§ **WHAT TO WORK ON**: All entries are to be quoted exactly; the images stay out of the copy.

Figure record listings
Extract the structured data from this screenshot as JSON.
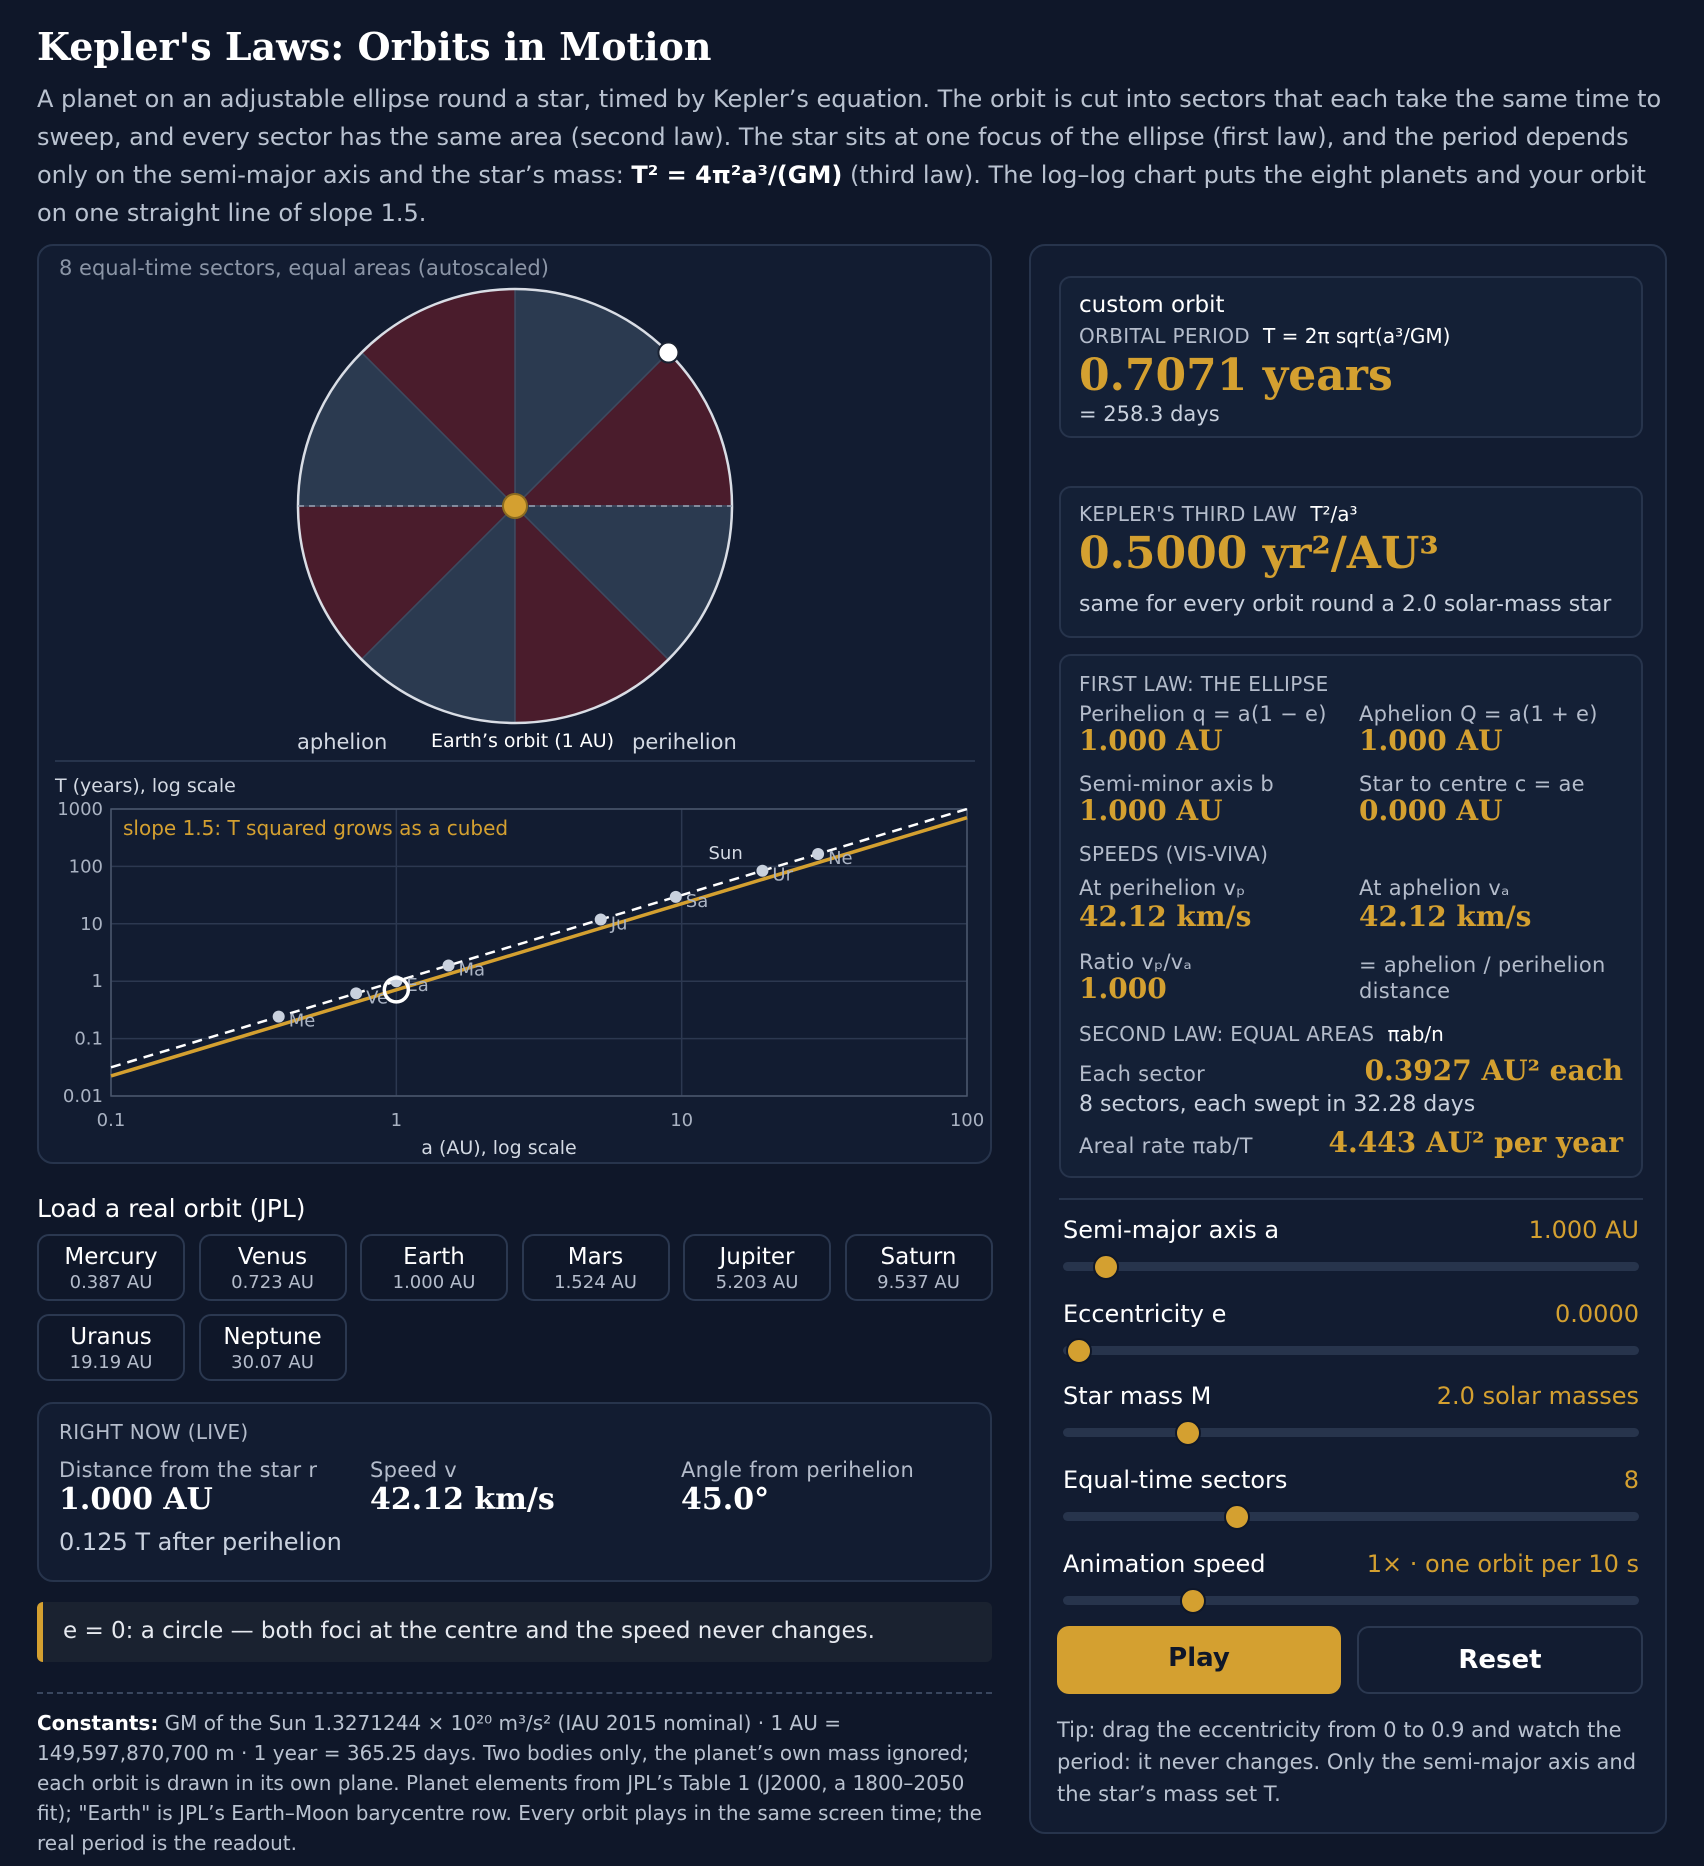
{
  "title": "Kepler's Laws: Orbits in Motion",
  "intro": {
    "p1": "A planet on an adjustable ellipse round a star, timed by Kepler’s equation. The orbit is cut into sectors that each take the same time to sweep, and every sector has the same area (second law). The star sits at one focus of the ellipse (first law), and the period depends only on the semi-major axis and the star’s mass: ",
    "formula": "T² = 4π²a³/(GM)",
    "p2": " (third law). The log–log chart puts the eight planets and your orbit on one straight line of slope 1.5."
  },
  "orbit": {
    "caption": "8 equal-time sectors, equal areas (autoscaled)",
    "sectors": 8,
    "planet_angle_deg": 45,
    "aphelion_label": "aphelion",
    "earth_label": "Earth’s orbit (1 AU)",
    "perihelion_label": "perihelion",
    "colors": {
      "sector_a": "#2b3a50",
      "sector_b": "#4a1c2c",
      "star": "#d4a030",
      "planet": "#ffffff"
    }
  },
  "chart_data": {
    "type": "scatter",
    "title": "",
    "xlabel": "a (AU), log scale",
    "ylabel": "T (years), log scale",
    "xscale": "log",
    "yscale": "log",
    "xlim": [
      0.1,
      100
    ],
    "ylim": [
      0.01,
      1000
    ],
    "xticks": [
      "0.1",
      "1",
      "10",
      "100"
    ],
    "yticks": [
      "0.01",
      "0.1",
      "1",
      "10",
      "100",
      "1000"
    ],
    "annotation": "slope 1.5: T squared grows as a cubed",
    "planets": [
      {
        "label": "Me",
        "a": 0.387,
        "T": 0.241
      },
      {
        "label": "Ve",
        "a": 0.723,
        "T": 0.615
      },
      {
        "label": "Ea",
        "a": 1.0,
        "T": 1.0
      },
      {
        "label": "Ma",
        "a": 1.524,
        "T": 1.881
      },
      {
        "label": "Ju",
        "a": 5.203,
        "T": 11.86
      },
      {
        "label": "Sa",
        "a": 9.537,
        "T": 29.45
      },
      {
        "label": "Ur",
        "a": 19.19,
        "T": 84.0
      },
      {
        "label": "Ne",
        "a": 30.07,
        "T": 164.8
      }
    ],
    "sun_line_label": "Sun",
    "custom_orbit": {
      "a": 1.0,
      "T": 0.7071
    },
    "colors": {
      "line": "#d4a030",
      "sun_line": "#ffffff",
      "points": "#c9d1de"
    }
  },
  "jpl": {
    "title": "Load a real orbit (JPL)",
    "planets": [
      {
        "name": "Mercury",
        "a": "0.387 AU"
      },
      {
        "name": "Venus",
        "a": "0.723 AU"
      },
      {
        "name": "Earth",
        "a": "1.000 AU"
      },
      {
        "name": "Mars",
        "a": "1.524 AU"
      },
      {
        "name": "Jupiter",
        "a": "5.203 AU"
      },
      {
        "name": "Saturn",
        "a": "9.537 AU"
      },
      {
        "name": "Uranus",
        "a": "19.19 AU"
      },
      {
        "name": "Neptune",
        "a": "30.07 AU"
      }
    ]
  },
  "live": {
    "heading": "RIGHT NOW (LIVE)",
    "dist_label": "Distance from the star r",
    "dist_value": "1.000 AU",
    "speed_label": "Speed v",
    "speed_value": "42.12 km/s",
    "angle_label": "Angle from perihelion",
    "angle_value": "45.0°",
    "time": "0.125 T after perihelion"
  },
  "note": "e = 0: a circle — both foci at the centre and the speed never changes.",
  "constants": {
    "bold": "Constants:",
    "text": " GM of the Sun 1.3271244 × 10²⁰ m³/s² (IAU 2015 nominal) · 1 AU = 149,597,870,700 m · 1 year = 365.25 days. Two bodies only, the planet’s own mass ignored; each orbit is drawn in its own plane. Planet elements from JPL’s Table 1 (J2000, a 1800–2050 fit); \"Earth\" is JPL’s Earth–Moon barycentre row. Every orbit plays in the same screen time; the real period is the readout."
  },
  "period_card": {
    "name": "custom orbit",
    "label": "ORBITAL PERIOD",
    "formula": "T = 2π sqrt(a³/GM)",
    "value": "0.7071 years",
    "days": "= 258.3 days"
  },
  "third_law_card": {
    "label": "KEPLER'S THIRD LAW",
    "formula": "T²/a³",
    "value": "0.5000 yr²/AU³",
    "sub": "same for every orbit round a 2.0 solar-mass star"
  },
  "ellipse_card": {
    "heading": "FIRST LAW: THE ELLIPSE",
    "peri_label": "Perihelion q = a(1 − e)",
    "peri_value": "1.000 AU",
    "aph_label": "Aphelion Q = a(1 + e)",
    "aph_value": "1.000 AU",
    "b_label": "Semi-minor axis b",
    "b_value": "1.000 AU",
    "c_label": "Star to centre c = ae",
    "c_value": "0.000 AU",
    "speeds_heading": "SPEEDS (VIS-VIVA)",
    "vp_label": "At perihelion vₚ",
    "vp_value": "42.12 km/s",
    "va_label": "At aphelion vₐ",
    "va_value": "42.12 km/s",
    "ratio_label": "Ratio vₚ/vₐ",
    "ratio_value": "1.000",
    "ratio_note": "= aphelion / perihelion distance",
    "second_heading": "SECOND LAW: EQUAL AREAS",
    "second_formula": "πab/n",
    "sector_label": "Each sector",
    "sector_value": "0.3927 AU² each",
    "sectors_note": "8 sectors, each swept in 32.28 days",
    "areal_label": "Areal rate  πab/T",
    "areal_value": "4.443 AU² per year"
  },
  "sliders": [
    {
      "label": "Semi-major axis a",
      "value": "1.000 AU",
      "fraction": 0.05
    },
    {
      "label": "Eccentricity e",
      "value": "0.0000",
      "fraction": 0.0
    },
    {
      "label": "Star mass M",
      "value": "2.0 solar masses",
      "fraction": 0.2
    },
    {
      "label": "Equal-time sectors",
      "value": "8",
      "fraction": 0.29
    },
    {
      "label": "Animation speed",
      "value": "1× · one orbit per 10 s",
      "fraction": 0.21
    }
  ],
  "buttons": {
    "play": "Play",
    "reset": "Reset"
  },
  "tip": "Tip: drag the eccentricity from 0 to 0.9 and watch the period: it never changes. Only the semi-major axis and the star’s mass set T."
}
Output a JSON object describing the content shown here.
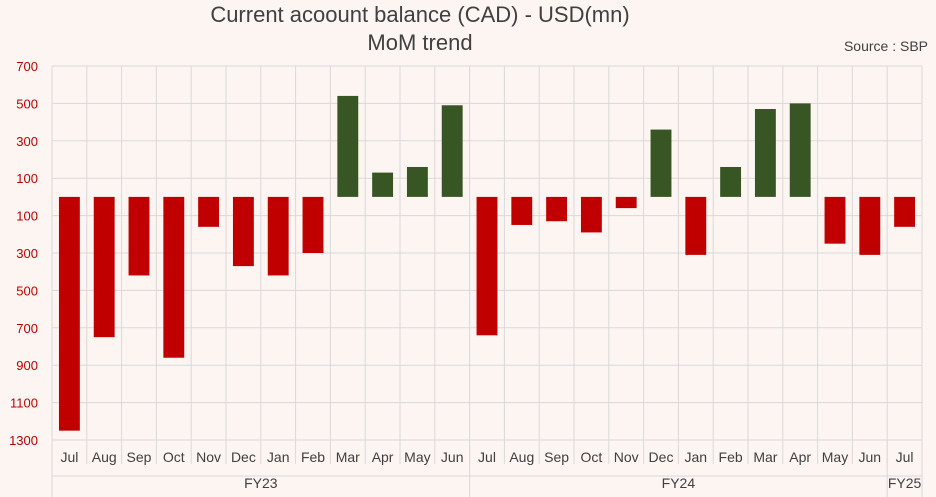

§ **TASK ANSWER**:
Extract the structured data from this screenshot as JSON.
{
  "title": "Kepler's Laws: Orbits in Motion",
  "intro": {
    "p1": "A planet on an adjustable ellipse round a star, timed by Kepler’s equation. The orbit is cut into sectors that each take the same time to sweep, and every sector has the same area (second law). The star sits at one focus of the ellipse (first law), and the period depends only on the semi-major axis and the star’s mass: ",
    "formula": "T² = 4π²a³/(GM)",
    "p2": " (third law). The log–log chart puts the eight planets and your orbit on one straight line of slope 1.5."
  },
  "orbit": {
    "caption": "8 equal-time sectors, equal areas (autoscaled)",
    "sectors": 8,
    "planet_angle_deg": 45,
    "aphelion_label": "aphelion",
    "earth_label": "Earth’s orbit (1 AU)",
    "perihelion_label": "perihelion",
    "colors": {
      "sector_a": "#2b3a50",
      "sector_b": "#4a1c2c",
      "star": "#d4a030",
      "planet": "#ffffff"
    }
  },
  "chart_data": {
    "type": "scatter",
    "title": "",
    "xlabel": "a (AU), log scale",
    "ylabel": "T (years), log scale",
    "xscale": "log",
    "yscale": "log",
    "xlim": [
      0.1,
      100
    ],
    "ylim": [
      0.01,
      1000
    ],
    "xticks": [
      "0.1",
      "1",
      "10",
      "100"
    ],
    "yticks": [
      "0.01",
      "0.1",
      "1",
      "10",
      "100",
      "1000"
    ],
    "annotation": "slope 1.5: T squared grows as a cubed",
    "planets": [
      {
        "label": "Me",
        "a": 0.387,
        "T": 0.241
      },
      {
        "label": "Ve",
        "a": 0.723,
        "T": 0.615
      },
      {
        "label": "Ea",
        "a": 1.0,
        "T": 1.0
      },
      {
        "label": "Ma",
        "a": 1.524,
        "T": 1.881
      },
      {
        "label": "Ju",
        "a": 5.203,
        "T": 11.86
      },
      {
        "label": "Sa",
        "a": 9.537,
        "T": 29.45
      },
      {
        "label": "Ur",
        "a": 19.19,
        "T": 84.0
      },
      {
        "label": "Ne",
        "a": 30.07,
        "T": 164.8
      }
    ],
    "sun_line_label": "Sun",
    "custom_orbit": {
      "a": 1.0,
      "T": 0.7071
    },
    "colors": {
      "line": "#d4a030",
      "sun_line": "#ffffff",
      "points": "#c9d1de"
    }
  },
  "jpl": {
    "title": "Load a real orbit (JPL)",
    "planets": [
      {
        "name": "Mercury",
        "a": "0.387 AU"
      },
      {
        "name": "Venus",
        "a": "0.723 AU"
      },
      {
        "name": "Earth",
        "a": "1.000 AU"
      },
      {
        "name": "Mars",
        "a": "1.524 AU"
      },
      {
        "name": "Jupiter",
        "a": "5.203 AU"
      },
      {
        "name": "Saturn",
        "a": "9.537 AU"
      },
      {
        "name": "Uranus",
        "a": "19.19 AU"
      },
      {
        "name": "Neptune",
        "a": "30.07 AU"
      }
    ]
  },
  "live": {
    "heading": "RIGHT NOW (LIVE)",
    "dist_label": "Distance from the star r",
    "dist_value": "1.000 AU",
    "speed_label": "Speed v",
    "speed_value": "42.12 km/s",
    "angle_label": "Angle from perihelion",
    "angle_value": "45.0°",
    "time": "0.125 T after perihelion"
  },
  "note": "e = 0: a circle — both foci at the centre and the speed never changes.",
  "constants": {
    "bold": "Constants:",
    "text": " GM of the Sun 1.3271244 × 10²⁰ m³/s² (IAU 2015 nominal) · 1 AU = 149,597,870,700 m · 1 year = 365.25 days. Two bodies only, the planet’s own mass ignored; each orbit is drawn in its own plane. Planet elements from JPL’s Table 1 (J2000, a 1800–2050 fit); \"Earth\" is JPL’s Earth–Moon barycentre row. Every orbit plays in the same screen time; the real period is the readout."
  },
  "period_card": {
    "name": "custom orbit",
    "label": "ORBITAL PERIOD",
    "formula": "T = 2π sqrt(a³/GM)",
    "value": "0.7071 years",
    "days": "= 258.3 days"
  },
  "third_law_card": {
    "label": "KEPLER'S THIRD LAW",
    "formula": "T²/a³",
    "value": "0.5000 yr²/AU³",
    "sub": "same for every orbit round a 2.0 solar-mass star"
  },
  "ellipse_card": {
    "heading": "FIRST LAW: THE ELLIPSE",
    "peri_label": "Perihelion q = a(1 − e)",
    "peri_value": "1.000 AU",
    "aph_label": "Aphelion Q = a(1 + e)",
    "aph_value": "1.000 AU",
    "b_label": "Semi-minor axis b",
    "b_value": "1.000 AU",
    "c_label": "Star to centre c = ae",
    "c_value": "0.000 AU",
    "speeds_heading": "SPEEDS (VIS-VIVA)",
    "vp_label": "At perihelion vₚ",
    "vp_value": "42.12 km/s",
    "va_label": "At aphelion vₐ",
    "va_value": "42.12 km/s",
    "ratio_label": "Ratio vₚ/vₐ",
    "ratio_value": "1.000",
    "ratio_note": "= aphelion / perihelion distance",
    "second_heading": "SECOND LAW: EQUAL AREAS",
    "second_formula": "πab/n",
    "sector_label": "Each sector",
    "sector_value": "0.3927 AU² each",
    "sectors_note": "8 sectors, each swept in 32.28 days",
    "areal_label": "Areal rate  πab/T",
    "areal_value": "4.443 AU² per year"
  },
  "sliders": [
    {
      "label": "Semi-major axis a",
      "value": "1.000 AU",
      "fraction": 0.05
    },
    {
      "label": "Eccentricity e",
      "value": "0.0000",
      "fraction": 0.0
    },
    {
      "label": "Star mass M",
      "value": "2.0 solar masses",
      "fraction": 0.2
    },
    {
      "label": "Equal-time sectors",
      "value": "8",
      "fraction": 0.29
    },
    {
      "label": "Animation speed",
      "value": "1× · one orbit per 10 s",
      "fraction": 0.21
    }
  ],
  "buttons": {
    "play": "Play",
    "reset": "Reset"
  },
  "tip": "Tip: drag the eccentricity from 0 to 0.9 and watch the period: it never changes. Only the semi-major axis and the star’s mass set T."
}
Output a JSON object describing the content shown here.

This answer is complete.